_WORK INSTRUCTIONS:_ Leave out the images; return the rest of the data exactly.

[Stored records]

***

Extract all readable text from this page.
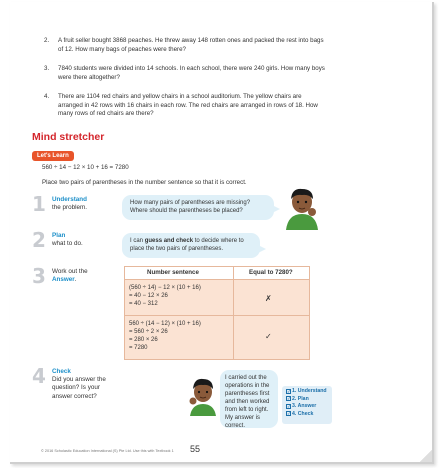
2. A fruit seller bought 3868 peaches. He threw away 148 rotten ones and packed the rest into bags of 12. How many bags of peaches were there?
3. 7840 students were divided into 14 schools. In each school, there were 240 girls. How many boys were there altogether?
4. There are 1104 red chairs and yellow chairs in a school auditorium. The yellow chairs are arranged in 42 rows with 16 chairs in each row. The red chairs are arranged in rows of 18. How many rows of red chairs are there?
Mind stretcher
Let's Learn
560 ÷ 14 − 12 × 10 + 16 = 7280
Place two pairs of parentheses in the number sentence so that it is correct.
1 Understand
the problem.
How many pairs of parentheses are missing? Where should the parentheses be placed?
2 Plan
what to do.	I can guess and check to decide where to place the two pairs of parentheses.
3 Work out the
Answer.
Number sentence	Equal to 7280?
(560 ÷ 14) − 12 × (10 + 16)
= 40 − 12 × 26
= 40 − 312
✗
560 ÷ (14 − 12) × (10 + 16)
= 560 ÷ 2 × 26
= 280 × 26
= 7280
✓
4 Check
Did you answer the question? Is your answer correct?
I carried out the operations in the parentheses first and then worked from left to right. My answer is correct.
✓1. Understand
✓2. Plan
✓3. Answer
✓4. Check
© 2016 Scholastic Education International (S) Pte Ltd. Use this with Textbook 1 55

***

_EXPECTED ANSWER:_
Extract all readable text from this page.
2. A fruit seller bought 3868 peaches. He threw away 148 rotten ones and packed the rest into bags of 12. How many bags of peaches were there?
3. 7840 students were divided into 14 schools. In each school, there were 240 girls. How many boys were there altogether?
4. There are 1104 red chairs and yellow chairs in a school auditorium. The yellow chairs are arranged in 42 rows with 16 chairs in each row. The red chairs are arranged in rows of 18. How many rows of red chairs are there?
Mind stretcher
Let's Learn
560 ÷ 14 − 12 × 10 + 16 = 7280
Place two pairs of parentheses in the number sentence so that it is correct.
1 Understand
the problem.
How many pairs of parentheses are missing? Where should the parentheses be placed?
2 Plan
what to do.	I can guess and check to decide where to place the two pairs of parentheses.
3 Work out the
Answer.
Number sentence	Equal to 7280?
(560 ÷ 14) − 12 × (10 + 16)
= 40 − 12 × 26
= 40 − 312
✗
560 ÷ (14 − 12) × (10 + 16)
= 560 ÷ 2 × 26
= 280 × 26
= 7280
✓
4 Check
Did you answer the question? Is your answer correct?
I carried out the operations in the parentheses first and then worked from left to right. My answer is correct.
✓1. Understand
✓2. Plan
✓3. Answer
✓4. Check
© 2016 Scholastic Education International (S) Pte Ltd. Use this with Textbook 1 55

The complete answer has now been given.